## start Given records
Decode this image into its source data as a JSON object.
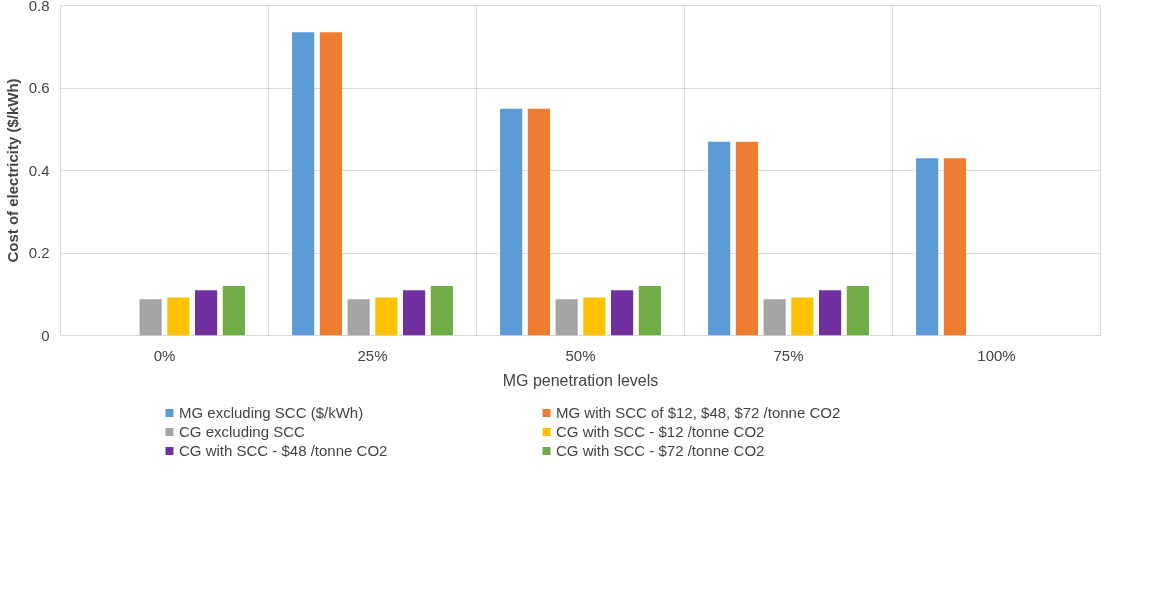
{
  "chart_data": {
    "type": "bar",
    "xlabel": "MG penetration levels",
    "ylabel": "Cost of electricity ($/kWh)",
    "categories": [
      "0%",
      "25%",
      "50%",
      "75%",
      "100%"
    ],
    "series": [
      {
        "name": "MG excluding SCC ($/kWh)",
        "color": "#5b9bd5",
        "values": [
          null,
          0.735,
          0.55,
          0.47,
          0.43
        ]
      },
      {
        "name": "MG with SCC of $12, $48, $72 /tonne CO2",
        "color": "#ed7d31",
        "values": [
          null,
          0.735,
          0.55,
          0.47,
          0.43
        ]
      },
      {
        "name": "CG excluding SCC",
        "color": "#a5a5a5",
        "values": [
          0.088,
          0.088,
          0.088,
          0.088,
          null
        ]
      },
      {
        "name": "CG with SCC - $12 /tonne CO2",
        "color": "#ffc000",
        "values": [
          0.092,
          0.092,
          0.092,
          0.092,
          null
        ]
      },
      {
        "name": "CG with SCC - $48 /tonne CO2",
        "color": "#7030a0",
        "values": [
          0.11,
          0.11,
          0.11,
          0.11,
          null
        ]
      },
      {
        "name": "CG with SCC - $72 /tonne CO2",
        "color": "#70ad47",
        "values": [
          0.12,
          0.12,
          0.12,
          0.12,
          null
        ]
      }
    ],
    "ylim": [
      0,
      0.8
    ],
    "yticks": [
      0,
      0.2,
      0.4,
      0.6,
      0.8
    ],
    "grid": true,
    "legend": "bottom"
  }
}
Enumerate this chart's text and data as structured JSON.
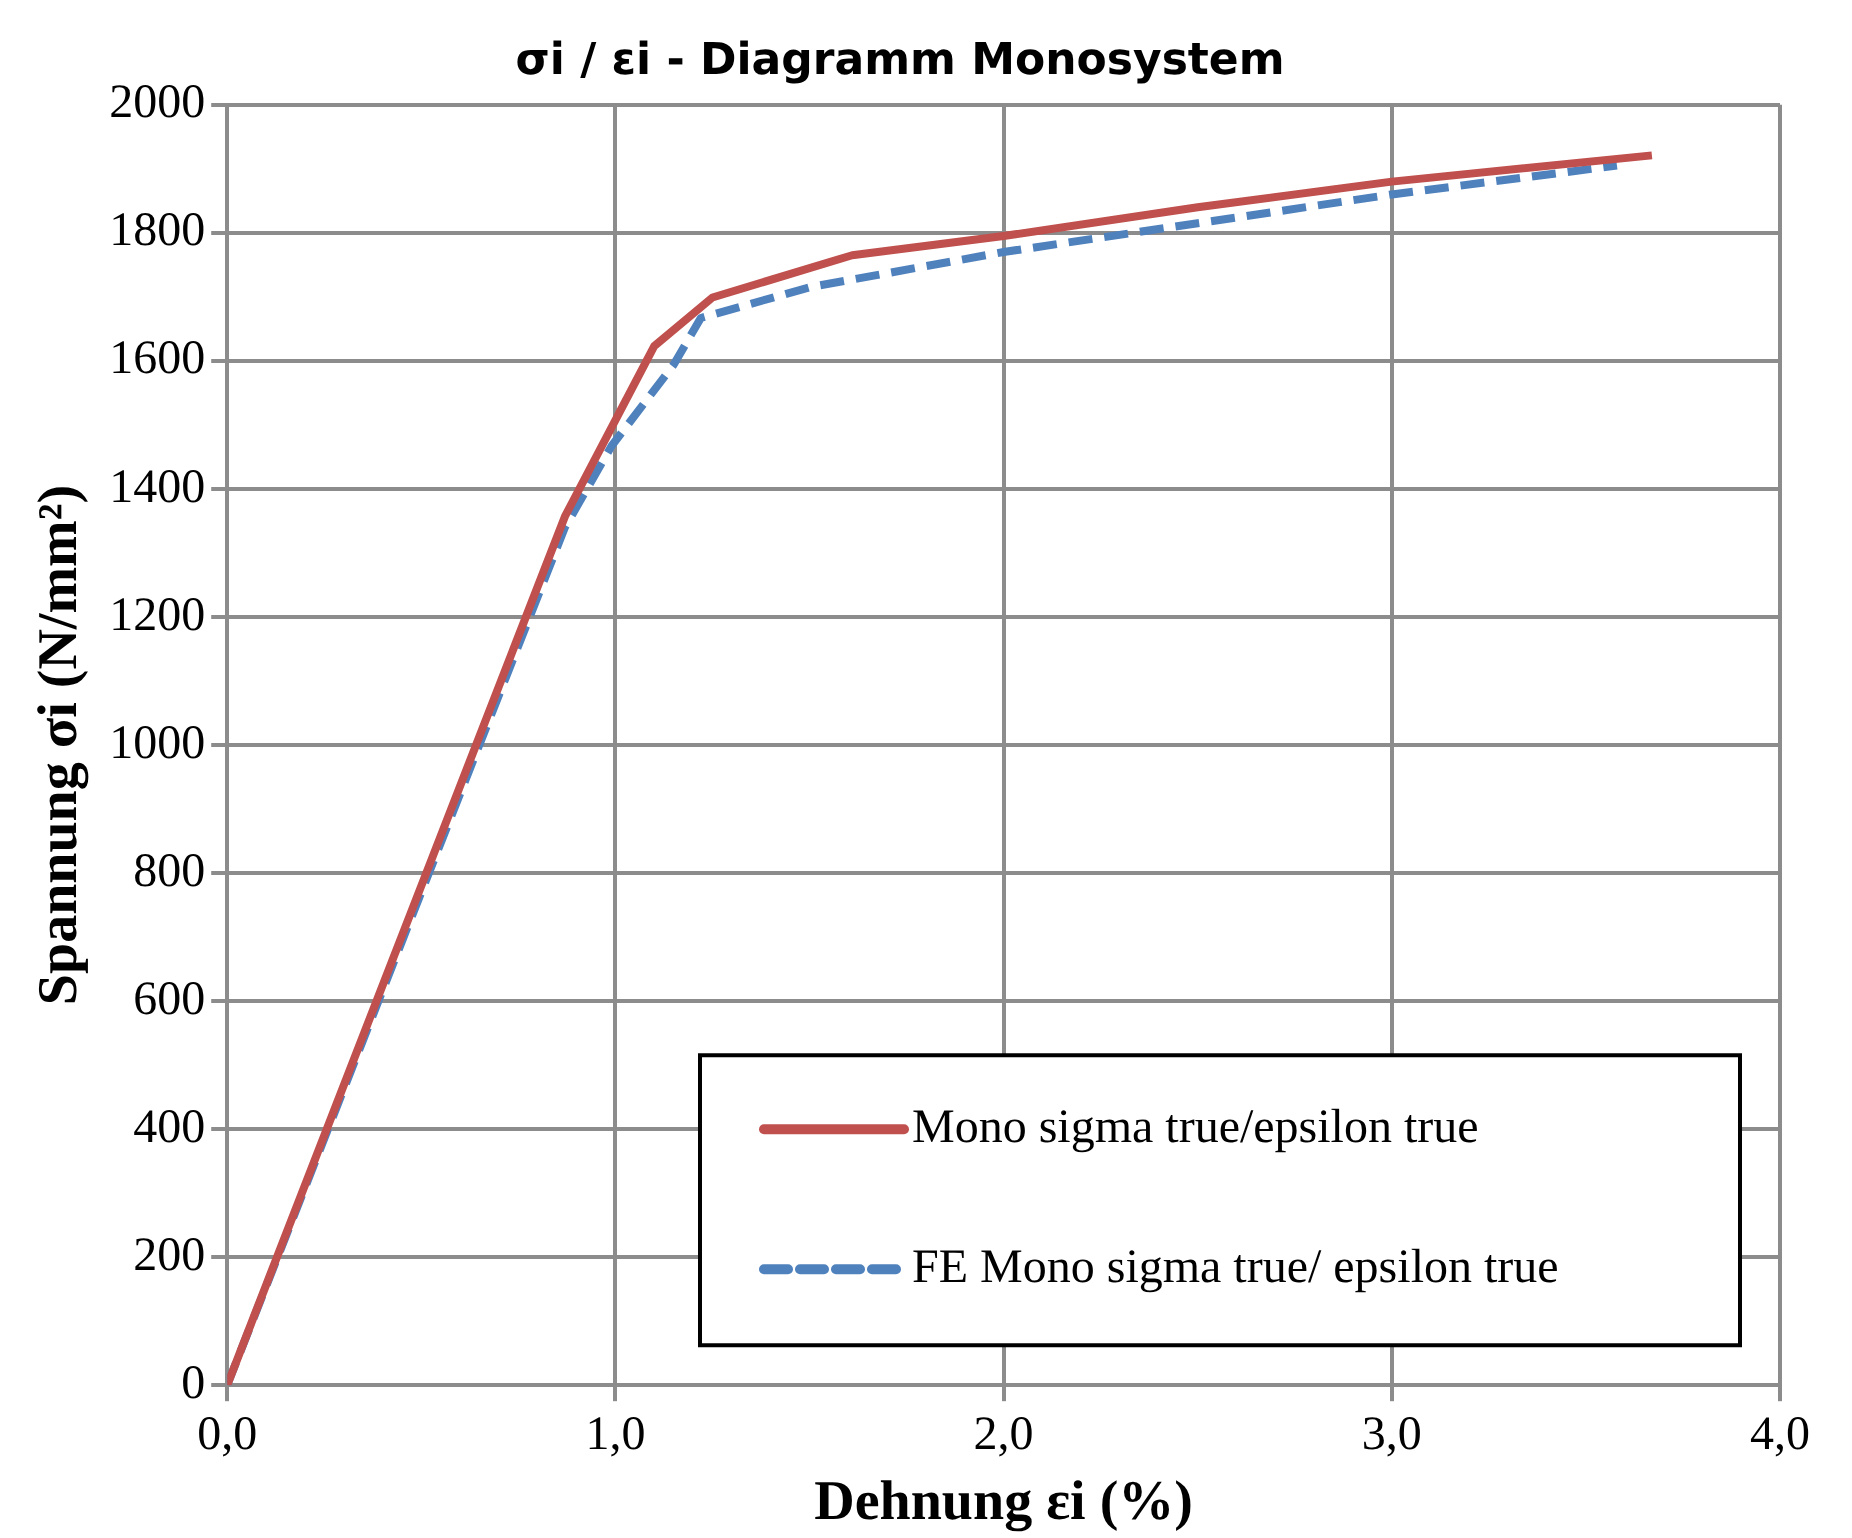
{
  "chart_data": {
    "type": "line",
    "title": "σi / εi - Diagramm Monosystem",
    "xlabel": "Dehnung εi (%)",
    "ylabel": "Spannung σi (N/mm²)",
    "xlim": [
      0,
      4
    ],
    "xticks": [
      {
        "value": 0,
        "label": "0,0"
      },
      {
        "value": 1,
        "label": "1,0"
      },
      {
        "value": 2,
        "label": "2,0"
      },
      {
        "value": 3,
        "label": "3,0"
      },
      {
        "value": 4,
        "label": "4,0"
      }
    ],
    "ylim": [
      0,
      2000
    ],
    "yticks": [
      0,
      200,
      400,
      600,
      800,
      1000,
      1200,
      1400,
      1600,
      1800,
      2000
    ],
    "grid": true,
    "legend": "bottom right",
    "marker": "none",
    "series": [
      {
        "name": "Mono sigma true/epsilon true",
        "color": "#c0504d",
        "line_style": "solid",
        "x": [
          0,
          0.5,
          0.87,
          1.1,
          1.25,
          1.61,
          2.0,
          2.5,
          3.0,
          3.67
        ],
        "values": [
          0,
          780,
          1357,
          1623,
          1699,
          1765,
          1795,
          1840,
          1880,
          1921
        ]
      },
      {
        "name": "FE Mono sigma true/ epsilon true",
        "color": "#4f81bd",
        "line_style": "dashed",
        "x": [
          0,
          0.5,
          0.87,
          0.99,
          1.15,
          1.22,
          1.5,
          2.0,
          2.5,
          3.0,
          3.58
        ],
        "values": [
          0,
          770,
          1340,
          1467,
          1594,
          1667,
          1715,
          1770,
          1815,
          1860,
          1905
        ]
      }
    ]
  }
}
## end Given records
> _Task details_
Omit pictures; set down the rest of the material word for word.

> _Response below_
Decode this image into its source data as a JSON object.
{
  "chart_data": {
    "type": "bar",
    "xlabel": "MG penetration levels",
    "ylabel": "Cost of electricity ($/kWh)",
    "categories": [
      "0%",
      "25%",
      "50%",
      "75%",
      "100%"
    ],
    "series": [
      {
        "name": "MG excluding SCC ($/kWh)",
        "color": "#5b9bd5",
        "values": [
          null,
          0.735,
          0.55,
          0.47,
          0.43
        ]
      },
      {
        "name": "MG with SCC of $12, $48, $72 /tonne CO2",
        "color": "#ed7d31",
        "values": [
          null,
          0.735,
          0.55,
          0.47,
          0.43
        ]
      },
      {
        "name": "CG excluding SCC",
        "color": "#a5a5a5",
        "values": [
          0.088,
          0.088,
          0.088,
          0.088,
          null
        ]
      },
      {
        "name": "CG with SCC - $12 /tonne CO2",
        "color": "#ffc000",
        "values": [
          0.092,
          0.092,
          0.092,
          0.092,
          null
        ]
      },
      {
        "name": "CG with SCC - $48 /tonne CO2",
        "color": "#7030a0",
        "values": [
          0.11,
          0.11,
          0.11,
          0.11,
          null
        ]
      },
      {
        "name": "CG with SCC - $72 /tonne CO2",
        "color": "#70ad47",
        "values": [
          0.12,
          0.12,
          0.12,
          0.12,
          null
        ]
      }
    ],
    "ylim": [
      0,
      0.8
    ],
    "yticks": [
      0,
      0.2,
      0.4,
      0.6,
      0.8
    ],
    "grid": true,
    "legend": "bottom"
  }
}
Enumerate this chart's text and data as structured JSON.
{
  "chart_data": {
    "type": "line",
    "title": "σi / εi - Diagramm Monosystem",
    "xlabel": "Dehnung εi (%)",
    "ylabel": "Spannung σi (N/mm²)",
    "xlim": [
      0,
      4
    ],
    "xticks": [
      {
        "value": 0,
        "label": "0,0"
      },
      {
        "value": 1,
        "label": "1,0"
      },
      {
        "value": 2,
        "label": "2,0"
      },
      {
        "value": 3,
        "label": "3,0"
      },
      {
        "value": 4,
        "label": "4,0"
      }
    ],
    "ylim": [
      0,
      2000
    ],
    "yticks": [
      0,
      200,
      400,
      600,
      800,
      1000,
      1200,
      1400,
      1600,
      1800,
      2000
    ],
    "grid": true,
    "legend": "bottom right",
    "marker": "none",
    "series": [
      {
        "name": "Mono sigma true/epsilon true",
        "color": "#c0504d",
        "line_style": "solid",
        "x": [
          0,
          0.5,
          0.87,
          1.1,
          1.25,
          1.61,
          2.0,
          2.5,
          3.0,
          3.67
        ],
        "values": [
          0,
          780,
          1357,
          1623,
          1699,
          1765,
          1795,
          1840,
          1880,
          1921
        ]
      },
      {
        "name": "FE Mono sigma true/ epsilon true",
        "color": "#4f81bd",
        "line_style": "dashed",
        "x": [
          0,
          0.5,
          0.87,
          0.99,
          1.15,
          1.22,
          1.5,
          2.0,
          2.5,
          3.0,
          3.58
        ],
        "values": [
          0,
          770,
          1340,
          1467,
          1594,
          1667,
          1715,
          1770,
          1815,
          1860,
          1905
        ]
      }
    ]
  }
}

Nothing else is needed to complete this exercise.